• [Testo fornito]
Report a cura di Davide Romagnoli
Oh be’, una data immancabile per moltissimi: la discesa dei Russian Circles nel Belpaese. Da headliner assoluti. Accompagnati da una band di notevole ampiezza e fermentazione, quel trio variegato (musicalmente e di sesso anagrafico) degli Helms Alee. Leccata di baffi e porzioni succulente si accingono ad essere presentate al Lo-fi di Milano in questa inaugurazione di aprile. Moltissime aspettative e moltissimi i presenti. Seattle e Chicago mostrano due tra i volti del post-metal più intrigante di questi ultimi anni. Ovvio che le aspettative fossero più che alte.

• [Righe di dati]

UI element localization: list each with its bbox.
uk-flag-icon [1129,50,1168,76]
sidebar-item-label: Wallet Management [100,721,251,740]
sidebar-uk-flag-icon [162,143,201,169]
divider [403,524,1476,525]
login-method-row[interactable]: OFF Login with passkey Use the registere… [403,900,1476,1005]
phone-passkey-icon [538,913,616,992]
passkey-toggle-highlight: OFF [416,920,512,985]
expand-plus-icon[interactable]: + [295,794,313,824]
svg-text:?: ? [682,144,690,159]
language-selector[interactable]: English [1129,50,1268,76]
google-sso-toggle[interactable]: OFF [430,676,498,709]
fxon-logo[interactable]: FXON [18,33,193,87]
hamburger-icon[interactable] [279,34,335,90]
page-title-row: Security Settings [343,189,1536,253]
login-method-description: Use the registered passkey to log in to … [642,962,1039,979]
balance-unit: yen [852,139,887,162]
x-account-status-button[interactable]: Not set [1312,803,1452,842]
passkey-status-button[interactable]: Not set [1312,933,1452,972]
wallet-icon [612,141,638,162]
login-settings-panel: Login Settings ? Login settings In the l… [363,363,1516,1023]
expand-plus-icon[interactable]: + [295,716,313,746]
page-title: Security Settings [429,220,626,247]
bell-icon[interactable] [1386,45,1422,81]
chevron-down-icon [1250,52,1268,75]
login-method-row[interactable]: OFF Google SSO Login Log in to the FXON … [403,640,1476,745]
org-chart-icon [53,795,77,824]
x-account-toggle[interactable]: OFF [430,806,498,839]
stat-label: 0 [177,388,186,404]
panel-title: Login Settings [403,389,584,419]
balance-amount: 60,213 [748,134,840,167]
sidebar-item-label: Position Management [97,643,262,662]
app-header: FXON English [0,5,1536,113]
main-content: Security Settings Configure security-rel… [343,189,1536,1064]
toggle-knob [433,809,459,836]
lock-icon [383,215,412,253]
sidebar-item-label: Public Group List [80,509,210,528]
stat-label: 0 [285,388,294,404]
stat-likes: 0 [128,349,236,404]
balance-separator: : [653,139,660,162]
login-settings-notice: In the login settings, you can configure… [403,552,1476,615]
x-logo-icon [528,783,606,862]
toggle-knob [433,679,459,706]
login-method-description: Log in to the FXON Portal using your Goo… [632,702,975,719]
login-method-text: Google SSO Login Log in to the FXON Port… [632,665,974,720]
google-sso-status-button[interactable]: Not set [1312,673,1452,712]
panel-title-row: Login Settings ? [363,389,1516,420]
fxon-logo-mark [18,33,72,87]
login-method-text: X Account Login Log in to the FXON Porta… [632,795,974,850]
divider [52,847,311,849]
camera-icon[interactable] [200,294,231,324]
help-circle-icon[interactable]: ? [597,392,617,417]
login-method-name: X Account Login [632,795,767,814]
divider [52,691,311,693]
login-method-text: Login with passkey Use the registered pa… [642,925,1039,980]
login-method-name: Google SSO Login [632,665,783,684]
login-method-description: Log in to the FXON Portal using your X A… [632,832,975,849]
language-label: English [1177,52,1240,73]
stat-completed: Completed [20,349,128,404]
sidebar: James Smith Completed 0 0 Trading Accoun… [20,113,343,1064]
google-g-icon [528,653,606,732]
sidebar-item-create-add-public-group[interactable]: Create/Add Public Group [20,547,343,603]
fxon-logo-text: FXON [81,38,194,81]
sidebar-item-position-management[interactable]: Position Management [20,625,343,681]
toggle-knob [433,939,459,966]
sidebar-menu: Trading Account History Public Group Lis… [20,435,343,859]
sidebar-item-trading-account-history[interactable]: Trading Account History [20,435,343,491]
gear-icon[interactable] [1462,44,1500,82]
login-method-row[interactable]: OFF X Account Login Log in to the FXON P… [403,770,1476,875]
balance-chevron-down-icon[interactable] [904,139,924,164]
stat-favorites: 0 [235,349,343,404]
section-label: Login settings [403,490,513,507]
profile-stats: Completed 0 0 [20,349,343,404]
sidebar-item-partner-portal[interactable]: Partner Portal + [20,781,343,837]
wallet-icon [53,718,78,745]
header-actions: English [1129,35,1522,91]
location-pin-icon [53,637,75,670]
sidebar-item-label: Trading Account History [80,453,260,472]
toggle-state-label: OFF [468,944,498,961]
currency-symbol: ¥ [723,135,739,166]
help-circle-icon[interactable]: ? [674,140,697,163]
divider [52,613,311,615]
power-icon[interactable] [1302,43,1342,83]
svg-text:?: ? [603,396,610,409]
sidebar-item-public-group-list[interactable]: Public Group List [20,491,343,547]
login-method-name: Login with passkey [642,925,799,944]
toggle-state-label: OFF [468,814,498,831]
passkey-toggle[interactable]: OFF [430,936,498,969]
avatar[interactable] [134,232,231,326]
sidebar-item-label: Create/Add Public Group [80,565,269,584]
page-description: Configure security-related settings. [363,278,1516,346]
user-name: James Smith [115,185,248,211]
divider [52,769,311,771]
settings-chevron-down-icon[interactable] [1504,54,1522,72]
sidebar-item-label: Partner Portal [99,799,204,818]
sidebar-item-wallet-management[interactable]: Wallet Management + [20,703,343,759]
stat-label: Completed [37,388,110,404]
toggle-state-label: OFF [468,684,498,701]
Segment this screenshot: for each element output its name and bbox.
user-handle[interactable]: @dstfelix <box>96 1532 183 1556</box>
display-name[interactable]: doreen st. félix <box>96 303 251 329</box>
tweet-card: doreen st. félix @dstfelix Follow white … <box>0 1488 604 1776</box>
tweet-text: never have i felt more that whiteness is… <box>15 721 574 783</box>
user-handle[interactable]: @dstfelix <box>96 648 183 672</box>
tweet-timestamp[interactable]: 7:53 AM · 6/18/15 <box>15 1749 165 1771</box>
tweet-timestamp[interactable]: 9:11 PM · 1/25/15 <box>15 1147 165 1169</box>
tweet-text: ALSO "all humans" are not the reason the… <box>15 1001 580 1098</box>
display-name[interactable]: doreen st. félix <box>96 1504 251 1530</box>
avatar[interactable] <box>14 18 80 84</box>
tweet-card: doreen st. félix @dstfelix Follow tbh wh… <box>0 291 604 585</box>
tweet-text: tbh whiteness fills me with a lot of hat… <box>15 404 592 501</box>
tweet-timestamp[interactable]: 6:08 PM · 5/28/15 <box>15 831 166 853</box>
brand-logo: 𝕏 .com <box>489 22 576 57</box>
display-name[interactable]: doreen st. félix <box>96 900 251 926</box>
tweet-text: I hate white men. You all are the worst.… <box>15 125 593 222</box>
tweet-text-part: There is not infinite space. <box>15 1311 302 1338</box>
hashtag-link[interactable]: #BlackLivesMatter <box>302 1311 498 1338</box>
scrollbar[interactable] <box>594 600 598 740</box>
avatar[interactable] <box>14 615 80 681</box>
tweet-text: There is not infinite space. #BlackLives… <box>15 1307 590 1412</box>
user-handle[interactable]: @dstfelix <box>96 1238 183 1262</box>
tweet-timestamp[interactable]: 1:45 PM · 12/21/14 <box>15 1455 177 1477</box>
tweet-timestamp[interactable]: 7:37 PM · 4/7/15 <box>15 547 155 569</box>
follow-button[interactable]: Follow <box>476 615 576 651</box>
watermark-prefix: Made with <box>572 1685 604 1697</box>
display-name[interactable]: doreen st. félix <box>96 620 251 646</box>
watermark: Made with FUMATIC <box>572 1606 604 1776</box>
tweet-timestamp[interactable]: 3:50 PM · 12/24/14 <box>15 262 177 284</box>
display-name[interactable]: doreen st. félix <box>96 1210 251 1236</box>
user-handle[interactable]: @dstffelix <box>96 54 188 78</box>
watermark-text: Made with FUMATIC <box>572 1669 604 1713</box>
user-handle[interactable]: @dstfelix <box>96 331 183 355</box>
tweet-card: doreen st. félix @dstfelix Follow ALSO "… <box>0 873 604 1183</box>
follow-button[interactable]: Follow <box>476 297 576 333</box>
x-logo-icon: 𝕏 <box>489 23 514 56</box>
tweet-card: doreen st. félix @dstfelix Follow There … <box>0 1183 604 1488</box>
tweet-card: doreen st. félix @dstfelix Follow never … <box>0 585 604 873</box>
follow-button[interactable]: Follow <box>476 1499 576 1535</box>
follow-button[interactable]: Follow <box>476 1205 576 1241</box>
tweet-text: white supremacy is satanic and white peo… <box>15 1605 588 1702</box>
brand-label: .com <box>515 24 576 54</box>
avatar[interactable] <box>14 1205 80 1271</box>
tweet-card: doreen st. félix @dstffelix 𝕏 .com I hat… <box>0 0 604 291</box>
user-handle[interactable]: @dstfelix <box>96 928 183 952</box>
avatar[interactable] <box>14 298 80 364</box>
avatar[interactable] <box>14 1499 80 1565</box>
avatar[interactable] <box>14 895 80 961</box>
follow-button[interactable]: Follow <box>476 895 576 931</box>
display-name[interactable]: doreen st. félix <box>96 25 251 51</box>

• [Compiti proposti]
[a] Trascrivi dal testo fornito il passo che comincia con "Report a cura" e prosegue fino a "più che alte.".
[b] Secondo il testo fornito, in quale locale si svolge il concerto?
[c] Elenca tutte le città nominate nel testo fornito.

• [Risposte ai compiti]
[a]
Report a cura di Davide Romagnoli
Oh be’, una data immancabile per moltissimi: la discesa dei Russian Circles nel Belpaese. Da headliner assoluti. Accompagnati da una band di notevole ampiezza e fermentazione, quel trio variegato (musicalmente e di sesso anagrafico) degli Helms Alee. Leccata di baffi e porzioni succulente si accingono ad essere presentate al Lo-fi di Milano in questa inaugurazione di aprile. Moltissime aspettative e moltissimi i presenti. Seattle e Chicago mostrano due tra i volti del post-metal più intrigante di questi ultimi anni. Ovvio che le aspettative fossero più che alte.

[b] Al Lo-fi di Milano.

[c] Milano, Seattle, Chicago